### Records from a collection of figures

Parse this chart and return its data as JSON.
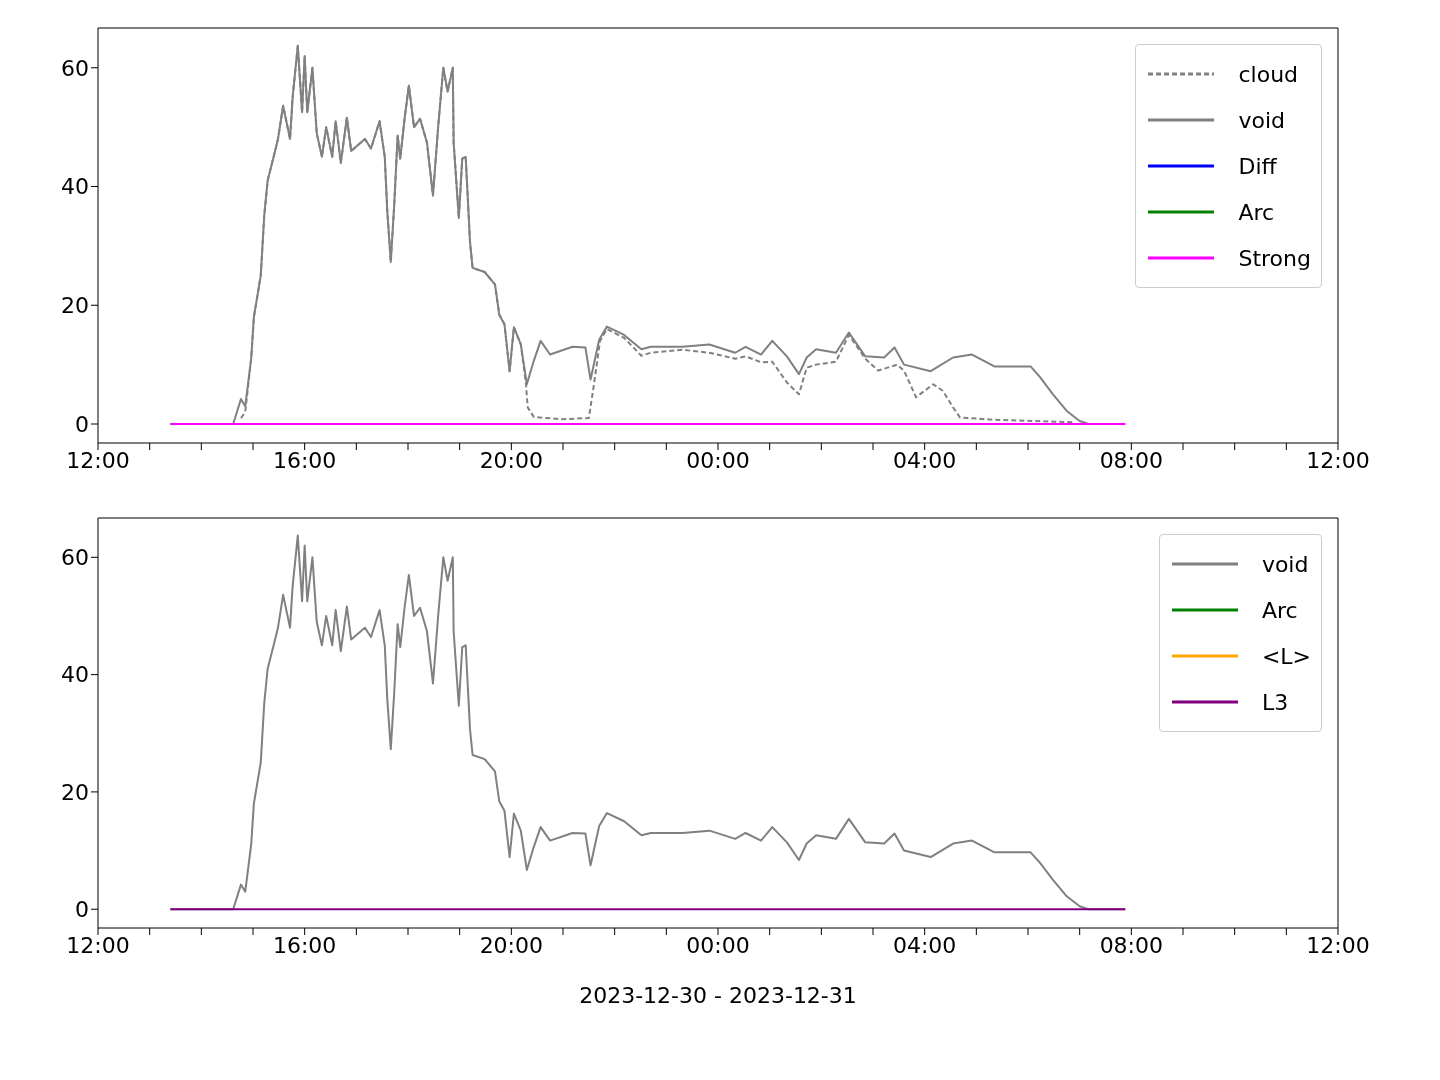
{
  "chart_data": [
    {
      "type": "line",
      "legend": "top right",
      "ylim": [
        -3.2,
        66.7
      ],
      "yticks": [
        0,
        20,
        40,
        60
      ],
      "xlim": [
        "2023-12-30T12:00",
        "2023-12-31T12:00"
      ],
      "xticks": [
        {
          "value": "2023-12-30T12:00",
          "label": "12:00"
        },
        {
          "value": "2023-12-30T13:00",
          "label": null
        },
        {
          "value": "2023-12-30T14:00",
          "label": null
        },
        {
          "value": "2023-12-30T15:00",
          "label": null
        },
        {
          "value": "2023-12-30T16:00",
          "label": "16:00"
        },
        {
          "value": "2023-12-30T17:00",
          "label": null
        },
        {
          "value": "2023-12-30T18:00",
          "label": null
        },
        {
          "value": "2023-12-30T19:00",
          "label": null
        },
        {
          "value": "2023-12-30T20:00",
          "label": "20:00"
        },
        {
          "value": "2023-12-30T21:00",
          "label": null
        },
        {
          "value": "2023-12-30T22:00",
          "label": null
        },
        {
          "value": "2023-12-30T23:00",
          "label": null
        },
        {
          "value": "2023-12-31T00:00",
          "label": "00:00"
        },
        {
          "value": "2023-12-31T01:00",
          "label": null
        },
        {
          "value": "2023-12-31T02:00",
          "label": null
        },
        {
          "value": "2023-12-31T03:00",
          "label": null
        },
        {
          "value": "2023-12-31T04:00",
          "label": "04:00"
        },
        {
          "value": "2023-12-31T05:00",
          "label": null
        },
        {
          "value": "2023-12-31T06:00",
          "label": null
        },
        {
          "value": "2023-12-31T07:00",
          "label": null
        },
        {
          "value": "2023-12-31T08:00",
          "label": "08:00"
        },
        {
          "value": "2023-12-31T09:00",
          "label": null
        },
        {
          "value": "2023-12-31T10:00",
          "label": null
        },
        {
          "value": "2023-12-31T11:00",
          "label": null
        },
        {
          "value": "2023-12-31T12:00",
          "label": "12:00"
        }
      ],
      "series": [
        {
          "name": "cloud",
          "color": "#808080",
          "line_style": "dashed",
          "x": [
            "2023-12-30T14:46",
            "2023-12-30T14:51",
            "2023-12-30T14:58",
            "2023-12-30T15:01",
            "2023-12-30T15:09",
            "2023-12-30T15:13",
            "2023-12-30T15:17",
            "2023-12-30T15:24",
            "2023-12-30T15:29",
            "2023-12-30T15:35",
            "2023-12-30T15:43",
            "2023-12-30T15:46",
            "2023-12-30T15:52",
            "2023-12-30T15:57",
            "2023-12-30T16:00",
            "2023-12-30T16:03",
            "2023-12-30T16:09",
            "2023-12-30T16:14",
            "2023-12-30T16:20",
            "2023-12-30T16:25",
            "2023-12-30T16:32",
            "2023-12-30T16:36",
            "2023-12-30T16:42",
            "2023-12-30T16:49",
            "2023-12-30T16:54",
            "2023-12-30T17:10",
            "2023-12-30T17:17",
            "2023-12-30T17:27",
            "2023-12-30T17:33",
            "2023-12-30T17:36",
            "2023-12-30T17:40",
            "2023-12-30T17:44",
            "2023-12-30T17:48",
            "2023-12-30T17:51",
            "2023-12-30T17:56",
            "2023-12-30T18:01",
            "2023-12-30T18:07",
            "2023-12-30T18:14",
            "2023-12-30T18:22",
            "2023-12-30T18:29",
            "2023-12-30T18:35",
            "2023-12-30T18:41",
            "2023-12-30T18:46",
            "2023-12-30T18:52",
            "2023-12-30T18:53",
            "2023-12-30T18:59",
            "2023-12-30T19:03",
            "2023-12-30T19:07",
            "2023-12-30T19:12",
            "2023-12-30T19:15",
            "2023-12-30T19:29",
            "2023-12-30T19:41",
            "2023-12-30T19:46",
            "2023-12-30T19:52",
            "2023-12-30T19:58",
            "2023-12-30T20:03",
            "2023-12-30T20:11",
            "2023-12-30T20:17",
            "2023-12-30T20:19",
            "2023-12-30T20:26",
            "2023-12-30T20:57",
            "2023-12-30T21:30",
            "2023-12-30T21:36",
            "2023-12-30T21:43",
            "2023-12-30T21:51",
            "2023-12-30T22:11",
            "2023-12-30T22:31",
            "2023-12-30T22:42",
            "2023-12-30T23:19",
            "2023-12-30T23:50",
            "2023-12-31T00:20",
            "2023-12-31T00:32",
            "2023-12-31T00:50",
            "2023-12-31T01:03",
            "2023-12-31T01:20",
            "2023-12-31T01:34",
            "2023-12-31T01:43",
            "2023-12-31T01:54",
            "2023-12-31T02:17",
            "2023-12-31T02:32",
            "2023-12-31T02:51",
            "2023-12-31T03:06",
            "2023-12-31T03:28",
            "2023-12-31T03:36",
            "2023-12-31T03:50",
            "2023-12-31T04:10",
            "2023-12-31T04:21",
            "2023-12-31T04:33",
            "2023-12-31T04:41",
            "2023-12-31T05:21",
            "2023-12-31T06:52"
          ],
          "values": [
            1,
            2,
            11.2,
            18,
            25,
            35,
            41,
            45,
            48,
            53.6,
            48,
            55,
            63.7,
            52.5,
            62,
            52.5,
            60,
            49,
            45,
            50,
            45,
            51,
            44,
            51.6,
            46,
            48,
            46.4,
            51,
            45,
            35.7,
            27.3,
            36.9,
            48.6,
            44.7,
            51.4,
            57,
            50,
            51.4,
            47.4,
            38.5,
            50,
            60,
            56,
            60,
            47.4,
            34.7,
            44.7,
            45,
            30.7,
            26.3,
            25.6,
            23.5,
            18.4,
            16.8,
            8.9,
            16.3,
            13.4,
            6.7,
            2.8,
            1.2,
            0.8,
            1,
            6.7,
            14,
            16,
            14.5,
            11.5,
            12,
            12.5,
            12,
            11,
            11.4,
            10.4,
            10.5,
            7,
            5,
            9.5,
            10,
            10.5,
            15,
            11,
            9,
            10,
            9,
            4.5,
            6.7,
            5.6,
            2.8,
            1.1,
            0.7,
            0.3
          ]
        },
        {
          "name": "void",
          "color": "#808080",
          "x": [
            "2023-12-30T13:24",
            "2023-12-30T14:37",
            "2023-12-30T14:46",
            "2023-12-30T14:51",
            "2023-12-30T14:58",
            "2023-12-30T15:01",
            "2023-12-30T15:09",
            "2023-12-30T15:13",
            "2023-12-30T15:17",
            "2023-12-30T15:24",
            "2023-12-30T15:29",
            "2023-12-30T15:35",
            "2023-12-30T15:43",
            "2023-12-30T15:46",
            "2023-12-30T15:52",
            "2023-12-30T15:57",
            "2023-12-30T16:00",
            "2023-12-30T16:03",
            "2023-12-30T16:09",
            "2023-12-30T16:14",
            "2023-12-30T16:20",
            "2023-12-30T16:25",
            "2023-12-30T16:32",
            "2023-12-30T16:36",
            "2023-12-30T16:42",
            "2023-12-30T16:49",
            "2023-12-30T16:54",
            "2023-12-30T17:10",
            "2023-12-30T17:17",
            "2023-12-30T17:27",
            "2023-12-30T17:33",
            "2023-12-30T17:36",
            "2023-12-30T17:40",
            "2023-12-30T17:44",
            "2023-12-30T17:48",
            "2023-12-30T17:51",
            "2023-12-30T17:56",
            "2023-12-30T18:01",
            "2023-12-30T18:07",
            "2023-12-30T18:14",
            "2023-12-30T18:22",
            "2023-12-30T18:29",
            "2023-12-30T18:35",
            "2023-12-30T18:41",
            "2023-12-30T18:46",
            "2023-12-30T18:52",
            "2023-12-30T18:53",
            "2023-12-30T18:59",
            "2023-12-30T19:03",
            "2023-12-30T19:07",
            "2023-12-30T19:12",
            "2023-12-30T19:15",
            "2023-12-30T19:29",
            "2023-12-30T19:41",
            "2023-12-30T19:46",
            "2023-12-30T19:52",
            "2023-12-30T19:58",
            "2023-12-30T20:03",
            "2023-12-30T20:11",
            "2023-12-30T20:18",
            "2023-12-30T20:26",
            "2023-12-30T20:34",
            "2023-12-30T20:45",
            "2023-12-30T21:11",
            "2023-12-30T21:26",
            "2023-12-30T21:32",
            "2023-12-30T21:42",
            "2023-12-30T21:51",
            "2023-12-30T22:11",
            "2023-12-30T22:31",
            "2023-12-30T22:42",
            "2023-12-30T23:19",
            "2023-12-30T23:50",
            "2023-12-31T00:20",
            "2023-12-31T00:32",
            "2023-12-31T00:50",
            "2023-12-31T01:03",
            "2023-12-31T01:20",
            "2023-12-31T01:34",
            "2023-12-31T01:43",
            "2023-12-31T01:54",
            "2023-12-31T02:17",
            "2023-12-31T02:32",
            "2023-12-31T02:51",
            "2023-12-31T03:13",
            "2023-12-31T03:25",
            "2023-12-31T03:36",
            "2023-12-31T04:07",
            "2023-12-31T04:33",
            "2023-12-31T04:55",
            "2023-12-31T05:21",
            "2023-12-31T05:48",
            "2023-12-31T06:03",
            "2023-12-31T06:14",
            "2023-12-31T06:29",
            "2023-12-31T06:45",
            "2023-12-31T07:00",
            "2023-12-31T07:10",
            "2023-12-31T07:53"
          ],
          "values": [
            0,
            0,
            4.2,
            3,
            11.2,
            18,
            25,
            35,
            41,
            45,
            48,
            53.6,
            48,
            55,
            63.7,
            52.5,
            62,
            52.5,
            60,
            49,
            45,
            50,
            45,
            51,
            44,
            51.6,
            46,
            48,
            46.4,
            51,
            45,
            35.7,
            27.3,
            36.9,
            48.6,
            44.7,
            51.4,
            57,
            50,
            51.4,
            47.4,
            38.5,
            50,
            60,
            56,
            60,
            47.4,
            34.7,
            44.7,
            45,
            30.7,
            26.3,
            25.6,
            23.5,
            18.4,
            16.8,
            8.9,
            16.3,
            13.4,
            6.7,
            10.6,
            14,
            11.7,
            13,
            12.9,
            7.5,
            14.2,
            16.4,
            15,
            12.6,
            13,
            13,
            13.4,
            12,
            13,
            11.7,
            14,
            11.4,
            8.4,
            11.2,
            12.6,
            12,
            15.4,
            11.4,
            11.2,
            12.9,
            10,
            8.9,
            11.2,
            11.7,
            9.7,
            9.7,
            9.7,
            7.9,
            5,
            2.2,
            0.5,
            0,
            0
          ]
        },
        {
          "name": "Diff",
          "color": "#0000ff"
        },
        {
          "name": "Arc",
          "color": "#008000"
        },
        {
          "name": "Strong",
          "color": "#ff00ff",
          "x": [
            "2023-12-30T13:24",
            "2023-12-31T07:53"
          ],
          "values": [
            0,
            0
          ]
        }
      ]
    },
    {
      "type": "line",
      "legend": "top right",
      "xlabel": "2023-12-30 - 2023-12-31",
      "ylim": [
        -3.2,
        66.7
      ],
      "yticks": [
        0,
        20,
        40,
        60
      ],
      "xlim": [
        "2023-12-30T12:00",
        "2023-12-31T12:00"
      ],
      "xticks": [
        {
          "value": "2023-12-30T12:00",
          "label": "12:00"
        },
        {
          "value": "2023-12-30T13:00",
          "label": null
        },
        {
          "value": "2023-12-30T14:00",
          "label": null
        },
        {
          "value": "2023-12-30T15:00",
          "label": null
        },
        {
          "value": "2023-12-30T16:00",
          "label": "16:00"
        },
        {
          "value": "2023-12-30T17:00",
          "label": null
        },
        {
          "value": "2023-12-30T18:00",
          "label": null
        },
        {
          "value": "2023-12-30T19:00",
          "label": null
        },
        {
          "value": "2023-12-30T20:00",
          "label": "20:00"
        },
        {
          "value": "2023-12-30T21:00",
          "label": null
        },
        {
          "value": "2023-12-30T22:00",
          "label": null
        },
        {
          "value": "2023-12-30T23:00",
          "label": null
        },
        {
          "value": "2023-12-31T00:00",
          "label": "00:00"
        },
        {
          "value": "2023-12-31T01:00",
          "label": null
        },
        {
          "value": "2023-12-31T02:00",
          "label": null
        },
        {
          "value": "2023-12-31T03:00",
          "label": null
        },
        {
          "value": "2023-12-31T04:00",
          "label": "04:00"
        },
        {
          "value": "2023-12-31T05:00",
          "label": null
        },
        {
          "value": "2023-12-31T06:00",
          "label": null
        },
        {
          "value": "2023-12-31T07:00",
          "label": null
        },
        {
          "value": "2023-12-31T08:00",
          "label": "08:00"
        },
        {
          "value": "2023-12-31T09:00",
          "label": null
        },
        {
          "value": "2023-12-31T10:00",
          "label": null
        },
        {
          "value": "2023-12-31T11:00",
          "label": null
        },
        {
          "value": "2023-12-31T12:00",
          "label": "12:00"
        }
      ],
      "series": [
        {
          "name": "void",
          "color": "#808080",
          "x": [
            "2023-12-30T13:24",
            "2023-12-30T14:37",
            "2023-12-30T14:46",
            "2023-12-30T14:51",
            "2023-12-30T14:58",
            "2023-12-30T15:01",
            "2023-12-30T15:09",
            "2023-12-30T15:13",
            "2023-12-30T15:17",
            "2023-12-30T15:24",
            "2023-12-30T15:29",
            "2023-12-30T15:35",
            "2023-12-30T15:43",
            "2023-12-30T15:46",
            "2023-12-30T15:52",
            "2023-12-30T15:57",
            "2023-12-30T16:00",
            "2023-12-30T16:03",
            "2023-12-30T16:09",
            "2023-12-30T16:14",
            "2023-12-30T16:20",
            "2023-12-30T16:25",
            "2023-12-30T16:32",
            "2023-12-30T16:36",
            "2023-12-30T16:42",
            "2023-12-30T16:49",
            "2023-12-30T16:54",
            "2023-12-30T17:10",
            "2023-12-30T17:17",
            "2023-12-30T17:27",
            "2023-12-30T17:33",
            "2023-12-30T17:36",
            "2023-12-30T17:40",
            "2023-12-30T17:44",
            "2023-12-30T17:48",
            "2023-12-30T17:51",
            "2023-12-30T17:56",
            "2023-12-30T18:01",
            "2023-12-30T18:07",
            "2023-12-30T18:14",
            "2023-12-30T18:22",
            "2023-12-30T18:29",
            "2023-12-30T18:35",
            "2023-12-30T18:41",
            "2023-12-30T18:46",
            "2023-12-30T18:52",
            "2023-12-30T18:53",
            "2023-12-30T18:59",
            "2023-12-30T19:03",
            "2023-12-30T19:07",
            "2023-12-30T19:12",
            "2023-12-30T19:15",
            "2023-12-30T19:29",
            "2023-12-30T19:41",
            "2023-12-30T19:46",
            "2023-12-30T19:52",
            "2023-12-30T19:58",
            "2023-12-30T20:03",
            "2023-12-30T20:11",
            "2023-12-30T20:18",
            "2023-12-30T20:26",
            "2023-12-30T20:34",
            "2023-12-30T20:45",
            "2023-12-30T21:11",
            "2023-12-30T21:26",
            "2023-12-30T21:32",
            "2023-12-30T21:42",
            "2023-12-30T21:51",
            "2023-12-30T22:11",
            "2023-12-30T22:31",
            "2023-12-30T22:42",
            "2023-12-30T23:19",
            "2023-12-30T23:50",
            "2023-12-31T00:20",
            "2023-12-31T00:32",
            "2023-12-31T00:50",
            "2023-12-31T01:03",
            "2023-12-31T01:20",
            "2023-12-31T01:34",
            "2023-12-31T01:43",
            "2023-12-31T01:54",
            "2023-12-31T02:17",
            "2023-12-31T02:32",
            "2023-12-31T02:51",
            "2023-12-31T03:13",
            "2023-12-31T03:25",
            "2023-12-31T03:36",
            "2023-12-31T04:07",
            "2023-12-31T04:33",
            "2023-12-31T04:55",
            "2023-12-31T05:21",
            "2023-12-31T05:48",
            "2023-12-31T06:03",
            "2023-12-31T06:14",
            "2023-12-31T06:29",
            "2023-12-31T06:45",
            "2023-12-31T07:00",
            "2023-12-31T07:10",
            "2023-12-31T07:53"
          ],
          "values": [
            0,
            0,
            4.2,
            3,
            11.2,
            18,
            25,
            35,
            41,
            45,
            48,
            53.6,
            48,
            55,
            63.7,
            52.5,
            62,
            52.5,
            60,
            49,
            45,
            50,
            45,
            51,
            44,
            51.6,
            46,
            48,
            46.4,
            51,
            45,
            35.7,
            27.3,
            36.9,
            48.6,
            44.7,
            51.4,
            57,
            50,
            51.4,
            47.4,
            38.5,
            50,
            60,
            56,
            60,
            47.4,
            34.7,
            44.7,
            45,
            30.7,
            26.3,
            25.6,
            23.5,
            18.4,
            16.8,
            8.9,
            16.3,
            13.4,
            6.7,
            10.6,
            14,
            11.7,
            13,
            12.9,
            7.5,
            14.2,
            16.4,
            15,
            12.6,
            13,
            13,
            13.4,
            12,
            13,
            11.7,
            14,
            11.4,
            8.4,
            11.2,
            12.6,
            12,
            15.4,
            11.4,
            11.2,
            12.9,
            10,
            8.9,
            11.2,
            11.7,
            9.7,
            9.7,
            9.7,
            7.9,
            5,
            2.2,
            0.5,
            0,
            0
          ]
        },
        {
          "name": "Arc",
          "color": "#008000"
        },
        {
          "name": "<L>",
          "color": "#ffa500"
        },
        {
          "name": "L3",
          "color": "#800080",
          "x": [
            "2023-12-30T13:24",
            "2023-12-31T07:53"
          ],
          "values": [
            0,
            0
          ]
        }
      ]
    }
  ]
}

### To do
Check the data for the word "name" and pull out the lines that have it.

### Solution for this exercise
          "name": "cloud",
          "name": "void",
          "name": "Diff",
          "name": "Arc",
          "name": "Strong",
          "name": "void",
          "name": "Arc",
          "name": "<L>",
          "name": "L3",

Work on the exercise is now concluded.